### EXERCISE PROMPT
Pick out the lines containing "into".

Rows from a dataset:
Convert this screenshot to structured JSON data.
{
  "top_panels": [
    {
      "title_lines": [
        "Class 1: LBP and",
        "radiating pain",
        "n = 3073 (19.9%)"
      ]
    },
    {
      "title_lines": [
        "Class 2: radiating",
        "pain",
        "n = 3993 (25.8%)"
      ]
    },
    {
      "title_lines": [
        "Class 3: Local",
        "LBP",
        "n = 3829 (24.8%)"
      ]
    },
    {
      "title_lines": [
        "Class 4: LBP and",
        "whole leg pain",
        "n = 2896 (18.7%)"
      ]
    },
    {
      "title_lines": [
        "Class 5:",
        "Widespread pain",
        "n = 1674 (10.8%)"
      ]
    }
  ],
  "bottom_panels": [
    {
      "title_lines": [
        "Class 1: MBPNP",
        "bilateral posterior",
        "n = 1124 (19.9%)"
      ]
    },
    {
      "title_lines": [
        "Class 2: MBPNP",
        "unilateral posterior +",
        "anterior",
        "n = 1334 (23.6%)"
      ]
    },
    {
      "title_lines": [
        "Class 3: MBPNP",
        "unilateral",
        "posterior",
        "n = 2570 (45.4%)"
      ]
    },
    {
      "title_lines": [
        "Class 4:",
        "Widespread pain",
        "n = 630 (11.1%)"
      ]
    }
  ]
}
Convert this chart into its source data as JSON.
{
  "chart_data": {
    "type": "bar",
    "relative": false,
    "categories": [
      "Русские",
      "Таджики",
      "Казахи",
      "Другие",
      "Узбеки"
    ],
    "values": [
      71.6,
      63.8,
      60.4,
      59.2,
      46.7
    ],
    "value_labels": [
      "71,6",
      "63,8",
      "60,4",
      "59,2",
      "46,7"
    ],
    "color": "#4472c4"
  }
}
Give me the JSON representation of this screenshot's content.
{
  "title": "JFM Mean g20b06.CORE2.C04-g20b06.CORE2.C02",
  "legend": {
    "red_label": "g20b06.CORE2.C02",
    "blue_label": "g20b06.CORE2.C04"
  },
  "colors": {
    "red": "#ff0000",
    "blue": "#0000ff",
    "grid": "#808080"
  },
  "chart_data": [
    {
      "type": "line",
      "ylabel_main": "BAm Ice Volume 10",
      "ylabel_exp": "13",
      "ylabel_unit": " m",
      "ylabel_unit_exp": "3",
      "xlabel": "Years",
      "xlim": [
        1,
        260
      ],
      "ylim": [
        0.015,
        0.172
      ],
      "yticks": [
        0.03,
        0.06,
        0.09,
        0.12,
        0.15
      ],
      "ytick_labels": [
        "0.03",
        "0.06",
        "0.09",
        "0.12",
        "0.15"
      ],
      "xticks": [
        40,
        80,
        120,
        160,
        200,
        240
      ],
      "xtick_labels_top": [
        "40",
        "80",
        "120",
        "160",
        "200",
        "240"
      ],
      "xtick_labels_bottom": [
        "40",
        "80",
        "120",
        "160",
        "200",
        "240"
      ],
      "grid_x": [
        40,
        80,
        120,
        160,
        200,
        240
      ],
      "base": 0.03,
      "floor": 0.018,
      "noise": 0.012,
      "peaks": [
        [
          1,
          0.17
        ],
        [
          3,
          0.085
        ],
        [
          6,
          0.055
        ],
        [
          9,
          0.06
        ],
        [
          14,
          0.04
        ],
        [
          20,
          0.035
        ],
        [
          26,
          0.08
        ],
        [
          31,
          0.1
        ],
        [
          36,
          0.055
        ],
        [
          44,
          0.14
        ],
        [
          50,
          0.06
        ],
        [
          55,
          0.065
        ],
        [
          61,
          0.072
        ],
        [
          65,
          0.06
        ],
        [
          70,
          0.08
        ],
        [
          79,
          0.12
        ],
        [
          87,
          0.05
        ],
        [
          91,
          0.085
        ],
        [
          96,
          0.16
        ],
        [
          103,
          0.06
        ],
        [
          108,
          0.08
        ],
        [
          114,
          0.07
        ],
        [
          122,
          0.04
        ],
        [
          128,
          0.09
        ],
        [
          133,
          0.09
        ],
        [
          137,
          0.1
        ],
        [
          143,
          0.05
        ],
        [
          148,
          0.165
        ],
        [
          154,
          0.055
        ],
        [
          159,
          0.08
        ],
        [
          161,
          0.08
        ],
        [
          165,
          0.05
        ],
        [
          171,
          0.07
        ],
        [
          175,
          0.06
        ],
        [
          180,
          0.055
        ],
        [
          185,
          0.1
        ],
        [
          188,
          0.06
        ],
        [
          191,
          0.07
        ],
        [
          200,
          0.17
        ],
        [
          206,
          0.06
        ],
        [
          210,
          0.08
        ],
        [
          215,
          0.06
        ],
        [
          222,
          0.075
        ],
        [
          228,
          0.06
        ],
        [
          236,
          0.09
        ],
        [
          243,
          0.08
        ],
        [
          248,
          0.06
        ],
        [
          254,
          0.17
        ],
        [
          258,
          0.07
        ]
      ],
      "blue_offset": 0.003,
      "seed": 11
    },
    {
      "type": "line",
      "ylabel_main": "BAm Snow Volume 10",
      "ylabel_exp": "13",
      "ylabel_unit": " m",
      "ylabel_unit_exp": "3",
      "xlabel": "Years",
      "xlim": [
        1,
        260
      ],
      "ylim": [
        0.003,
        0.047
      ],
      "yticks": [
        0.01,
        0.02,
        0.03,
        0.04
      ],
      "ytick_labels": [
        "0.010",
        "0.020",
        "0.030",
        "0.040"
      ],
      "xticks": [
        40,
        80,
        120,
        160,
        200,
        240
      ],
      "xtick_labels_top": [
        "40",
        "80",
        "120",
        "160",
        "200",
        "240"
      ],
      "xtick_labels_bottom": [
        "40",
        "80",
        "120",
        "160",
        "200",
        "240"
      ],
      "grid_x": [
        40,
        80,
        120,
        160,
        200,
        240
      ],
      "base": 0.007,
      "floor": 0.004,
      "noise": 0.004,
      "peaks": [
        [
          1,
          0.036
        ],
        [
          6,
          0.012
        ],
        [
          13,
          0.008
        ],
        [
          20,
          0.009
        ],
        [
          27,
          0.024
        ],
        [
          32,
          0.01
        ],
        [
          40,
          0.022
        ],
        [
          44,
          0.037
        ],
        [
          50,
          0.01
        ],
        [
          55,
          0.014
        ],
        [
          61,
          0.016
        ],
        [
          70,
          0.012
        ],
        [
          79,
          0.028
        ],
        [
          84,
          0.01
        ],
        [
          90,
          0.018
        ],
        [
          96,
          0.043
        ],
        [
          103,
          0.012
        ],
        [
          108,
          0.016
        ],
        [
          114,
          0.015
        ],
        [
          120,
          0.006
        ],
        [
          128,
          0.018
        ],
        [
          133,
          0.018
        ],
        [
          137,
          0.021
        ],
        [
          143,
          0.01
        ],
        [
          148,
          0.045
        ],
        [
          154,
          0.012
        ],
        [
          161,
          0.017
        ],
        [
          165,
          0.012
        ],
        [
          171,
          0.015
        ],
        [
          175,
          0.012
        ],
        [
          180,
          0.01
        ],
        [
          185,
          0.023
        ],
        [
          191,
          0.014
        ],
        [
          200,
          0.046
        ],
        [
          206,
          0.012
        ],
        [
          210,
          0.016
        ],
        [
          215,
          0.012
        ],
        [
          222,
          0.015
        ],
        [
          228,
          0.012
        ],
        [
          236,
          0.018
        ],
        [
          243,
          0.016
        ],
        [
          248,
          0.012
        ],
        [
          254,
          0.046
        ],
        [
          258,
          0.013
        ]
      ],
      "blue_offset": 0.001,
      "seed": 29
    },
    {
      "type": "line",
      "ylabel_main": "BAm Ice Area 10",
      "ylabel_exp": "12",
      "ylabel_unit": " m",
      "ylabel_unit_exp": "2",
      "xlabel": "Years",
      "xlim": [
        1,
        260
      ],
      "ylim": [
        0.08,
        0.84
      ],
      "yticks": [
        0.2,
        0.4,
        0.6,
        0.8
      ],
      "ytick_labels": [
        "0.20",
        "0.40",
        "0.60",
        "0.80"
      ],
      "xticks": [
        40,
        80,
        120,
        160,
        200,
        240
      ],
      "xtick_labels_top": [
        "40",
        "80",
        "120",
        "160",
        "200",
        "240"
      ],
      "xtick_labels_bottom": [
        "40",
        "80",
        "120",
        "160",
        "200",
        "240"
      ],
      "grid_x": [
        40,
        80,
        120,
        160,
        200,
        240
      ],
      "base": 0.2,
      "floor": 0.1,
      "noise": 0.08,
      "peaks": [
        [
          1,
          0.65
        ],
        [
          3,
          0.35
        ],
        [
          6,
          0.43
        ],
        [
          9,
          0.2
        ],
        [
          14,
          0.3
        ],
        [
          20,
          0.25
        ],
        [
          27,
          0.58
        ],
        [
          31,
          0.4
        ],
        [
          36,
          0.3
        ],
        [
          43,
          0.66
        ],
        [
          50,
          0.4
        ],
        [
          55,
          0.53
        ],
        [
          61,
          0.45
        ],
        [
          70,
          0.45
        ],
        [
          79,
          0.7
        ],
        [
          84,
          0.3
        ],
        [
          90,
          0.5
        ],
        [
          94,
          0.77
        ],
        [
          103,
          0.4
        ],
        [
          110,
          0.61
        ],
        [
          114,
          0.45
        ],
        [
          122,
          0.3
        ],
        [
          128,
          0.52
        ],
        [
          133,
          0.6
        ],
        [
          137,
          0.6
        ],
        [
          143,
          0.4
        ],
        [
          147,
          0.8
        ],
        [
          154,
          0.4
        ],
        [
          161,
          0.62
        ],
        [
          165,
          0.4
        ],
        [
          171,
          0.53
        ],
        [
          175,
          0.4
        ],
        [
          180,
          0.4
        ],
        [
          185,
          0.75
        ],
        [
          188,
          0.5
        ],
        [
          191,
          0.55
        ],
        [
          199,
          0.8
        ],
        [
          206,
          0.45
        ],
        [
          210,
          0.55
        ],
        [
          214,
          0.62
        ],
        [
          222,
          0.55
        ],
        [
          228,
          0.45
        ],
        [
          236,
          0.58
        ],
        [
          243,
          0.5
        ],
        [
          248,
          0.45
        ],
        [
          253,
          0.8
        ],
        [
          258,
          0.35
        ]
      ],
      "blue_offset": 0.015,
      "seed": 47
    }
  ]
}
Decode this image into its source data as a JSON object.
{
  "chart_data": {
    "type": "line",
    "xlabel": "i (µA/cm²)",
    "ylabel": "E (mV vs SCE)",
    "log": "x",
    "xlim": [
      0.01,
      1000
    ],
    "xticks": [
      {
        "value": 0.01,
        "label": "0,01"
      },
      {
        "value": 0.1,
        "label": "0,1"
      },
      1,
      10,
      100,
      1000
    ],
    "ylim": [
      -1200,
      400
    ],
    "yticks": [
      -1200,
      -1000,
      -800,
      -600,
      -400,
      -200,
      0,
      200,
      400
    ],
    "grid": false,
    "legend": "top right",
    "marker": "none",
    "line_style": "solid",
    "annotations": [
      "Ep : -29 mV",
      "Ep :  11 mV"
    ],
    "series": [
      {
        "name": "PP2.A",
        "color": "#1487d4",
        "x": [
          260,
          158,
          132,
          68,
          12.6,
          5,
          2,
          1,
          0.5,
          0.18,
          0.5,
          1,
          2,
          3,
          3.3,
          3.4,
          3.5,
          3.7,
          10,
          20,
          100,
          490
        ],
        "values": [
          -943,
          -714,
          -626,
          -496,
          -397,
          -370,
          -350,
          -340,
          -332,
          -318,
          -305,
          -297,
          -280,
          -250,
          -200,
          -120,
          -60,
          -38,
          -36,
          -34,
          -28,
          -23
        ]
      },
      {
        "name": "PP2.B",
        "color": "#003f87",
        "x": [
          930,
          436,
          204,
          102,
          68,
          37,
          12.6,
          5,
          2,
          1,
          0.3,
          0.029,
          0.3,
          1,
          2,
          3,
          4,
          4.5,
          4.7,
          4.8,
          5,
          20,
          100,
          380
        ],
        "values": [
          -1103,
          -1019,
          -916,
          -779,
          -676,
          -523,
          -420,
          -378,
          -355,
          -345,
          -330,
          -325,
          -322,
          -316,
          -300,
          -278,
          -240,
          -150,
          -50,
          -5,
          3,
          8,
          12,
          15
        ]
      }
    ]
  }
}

### THE RESPONSE
Convert this chart into its source data as JSON.
Decode this image into its source data as a JSON object.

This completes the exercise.